— start —
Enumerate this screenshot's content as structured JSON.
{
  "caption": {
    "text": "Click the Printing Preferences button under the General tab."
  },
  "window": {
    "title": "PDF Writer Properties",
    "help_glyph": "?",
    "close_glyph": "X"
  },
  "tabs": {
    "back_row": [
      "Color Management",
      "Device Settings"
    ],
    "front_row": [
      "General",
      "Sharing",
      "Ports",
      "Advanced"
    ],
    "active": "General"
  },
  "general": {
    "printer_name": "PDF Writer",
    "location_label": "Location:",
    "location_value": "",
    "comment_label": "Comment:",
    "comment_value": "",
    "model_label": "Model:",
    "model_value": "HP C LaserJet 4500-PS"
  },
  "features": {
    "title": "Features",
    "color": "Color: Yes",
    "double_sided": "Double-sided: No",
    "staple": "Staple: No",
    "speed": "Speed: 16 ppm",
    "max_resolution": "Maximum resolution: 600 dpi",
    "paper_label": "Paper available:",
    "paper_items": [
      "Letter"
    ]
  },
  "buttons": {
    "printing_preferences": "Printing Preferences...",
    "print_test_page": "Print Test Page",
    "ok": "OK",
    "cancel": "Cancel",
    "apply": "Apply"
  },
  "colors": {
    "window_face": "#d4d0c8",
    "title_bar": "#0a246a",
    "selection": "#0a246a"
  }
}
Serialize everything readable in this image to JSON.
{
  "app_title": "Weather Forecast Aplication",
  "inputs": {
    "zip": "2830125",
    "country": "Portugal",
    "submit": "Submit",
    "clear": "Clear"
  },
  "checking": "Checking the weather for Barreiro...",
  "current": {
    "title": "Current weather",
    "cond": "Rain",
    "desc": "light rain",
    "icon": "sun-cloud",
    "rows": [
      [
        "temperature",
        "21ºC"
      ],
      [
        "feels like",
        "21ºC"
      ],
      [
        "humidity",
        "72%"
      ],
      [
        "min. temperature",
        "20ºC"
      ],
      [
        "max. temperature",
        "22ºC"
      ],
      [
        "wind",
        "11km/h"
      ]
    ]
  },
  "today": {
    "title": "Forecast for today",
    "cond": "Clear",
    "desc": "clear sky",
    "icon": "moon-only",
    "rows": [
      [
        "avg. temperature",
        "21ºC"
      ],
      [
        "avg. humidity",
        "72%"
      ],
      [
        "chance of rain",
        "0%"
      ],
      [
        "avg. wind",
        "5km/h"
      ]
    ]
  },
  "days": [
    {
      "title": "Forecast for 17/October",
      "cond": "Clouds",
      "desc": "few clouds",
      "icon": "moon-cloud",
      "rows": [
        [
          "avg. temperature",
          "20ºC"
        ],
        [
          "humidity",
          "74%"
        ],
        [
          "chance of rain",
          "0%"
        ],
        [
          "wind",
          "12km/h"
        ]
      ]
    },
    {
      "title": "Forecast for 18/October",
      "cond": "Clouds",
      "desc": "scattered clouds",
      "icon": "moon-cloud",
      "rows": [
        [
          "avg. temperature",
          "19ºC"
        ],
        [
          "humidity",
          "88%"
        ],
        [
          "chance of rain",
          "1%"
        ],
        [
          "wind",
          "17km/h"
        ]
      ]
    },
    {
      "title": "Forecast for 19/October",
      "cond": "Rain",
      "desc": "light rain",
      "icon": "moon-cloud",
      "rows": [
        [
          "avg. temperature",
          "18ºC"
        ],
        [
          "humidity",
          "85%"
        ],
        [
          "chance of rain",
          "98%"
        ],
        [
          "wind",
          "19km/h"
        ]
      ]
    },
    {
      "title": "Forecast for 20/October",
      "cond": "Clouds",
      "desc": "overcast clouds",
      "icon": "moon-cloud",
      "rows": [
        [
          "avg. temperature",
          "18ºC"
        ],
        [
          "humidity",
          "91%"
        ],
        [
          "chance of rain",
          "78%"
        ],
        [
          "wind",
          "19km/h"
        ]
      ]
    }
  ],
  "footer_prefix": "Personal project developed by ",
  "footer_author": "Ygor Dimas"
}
— end —
- Work to do -
Make a verbatim copy of every entry shown above.

- Answer to the exercise -
Enumerate this screenshot's content as structured JSON.
{
  "caption": {
    "text": "Click the Printing Preferences button under the General tab."
  },
  "window": {
    "title": "PDF Writer Properties",
    "help_glyph": "?",
    "close_glyph": "X"
  },
  "tabs": {
    "back_row": [
      "Color Management",
      "Device Settings"
    ],
    "front_row": [
      "General",
      "Sharing",
      "Ports",
      "Advanced"
    ],
    "active": "General"
  },
  "general": {
    "printer_name": "PDF Writer",
    "location_label": "Location:",
    "location_value": "",
    "comment_label": "Comment:",
    "comment_value": "",
    "model_label": "Model:",
    "model_value": "HP C LaserJet 4500-PS"
  },
  "features": {
    "title": "Features",
    "color": "Color: Yes",
    "double_sided": "Double-sided: No",
    "staple": "Staple: No",
    "speed": "Speed: 16 ppm",
    "max_resolution": "Maximum resolution: 600 dpi",
    "paper_label": "Paper available:",
    "paper_items": [
      "Letter"
    ]
  },
  "buttons": {
    "printing_preferences": "Printing Preferences...",
    "print_test_page": "Print Test Page",
    "ok": "OK",
    "cancel": "Cancel",
    "apply": "Apply"
  },
  "colors": {
    "window_face": "#d4d0c8",
    "title_bar": "#0a246a",
    "selection": "#0a246a"
  }
}
Serialize everything readable in this image to JSON.
{
  "app_title": "Weather Forecast Aplication",
  "inputs": {
    "zip": "2830125",
    "country": "Portugal",
    "submit": "Submit",
    "clear": "Clear"
  },
  "checking": "Checking the weather for Barreiro...",
  "current": {
    "title": "Current weather",
    "cond": "Rain",
    "desc": "light rain",
    "icon": "sun-cloud",
    "rows": [
      [
        "temperature",
        "21ºC"
      ],
      [
        "feels like",
        "21ºC"
      ],
      [
        "humidity",
        "72%"
      ],
      [
        "min. temperature",
        "20ºC"
      ],
      [
        "max. temperature",
        "22ºC"
      ],
      [
        "wind",
        "11km/h"
      ]
    ]
  },
  "today": {
    "title": "Forecast for today",
    "cond": "Clear",
    "desc": "clear sky",
    "icon": "moon-only",
    "rows": [
      [
        "avg. temperature",
        "21ºC"
      ],
      [
        "avg. humidity",
        "72%"
      ],
      [
        "chance of rain",
        "0%"
      ],
      [
        "avg. wind",
        "5km/h"
      ]
    ]
  },
  "days": [
    {
      "title": "Forecast for 17/October",
      "cond": "Clouds",
      "desc": "few clouds",
      "icon": "moon-cloud",
      "rows": [
        [
          "avg. temperature",
          "20ºC"
        ],
        [
          "humidity",
          "74%"
        ],
        [
          "chance of rain",
          "0%"
        ],
        [
          "wind",
          "12km/h"
        ]
      ]
    },
    {
      "title": "Forecast for 18/October",
      "cond": "Clouds",
      "desc": "scattered clouds",
      "icon": "moon-cloud",
      "rows": [
        [
          "avg. temperature",
          "19ºC"
        ],
        [
          "humidity",
          "88%"
        ],
        [
          "chance of rain",
          "1%"
        ],
        [
          "wind",
          "17km/h"
        ]
      ]
    },
    {
      "title": "Forecast for 19/October",
      "cond": "Rain",
      "desc": "light rain",
      "icon": "moon-cloud",
      "rows": [
        [
          "avg. temperature",
          "18ºC"
        ],
        [
          "humidity",
          "85%"
        ],
        [
          "chance of rain",
          "98%"
        ],
        [
          "wind",
          "19km/h"
        ]
      ]
    },
    {
      "title": "Forecast for 20/October",
      "cond": "Clouds",
      "desc": "overcast clouds",
      "icon": "moon-cloud",
      "rows": [
        [
          "avg. temperature",
          "18ºC"
        ],
        [
          "humidity",
          "91%"
        ],
        [
          "chance of rain",
          "78%"
        ],
        [
          "wind",
          "19km/h"
        ]
      ]
    }
  ],
  "footer_prefix": "Personal project developed by ",
  "footer_author": "Ygor Dimas"
}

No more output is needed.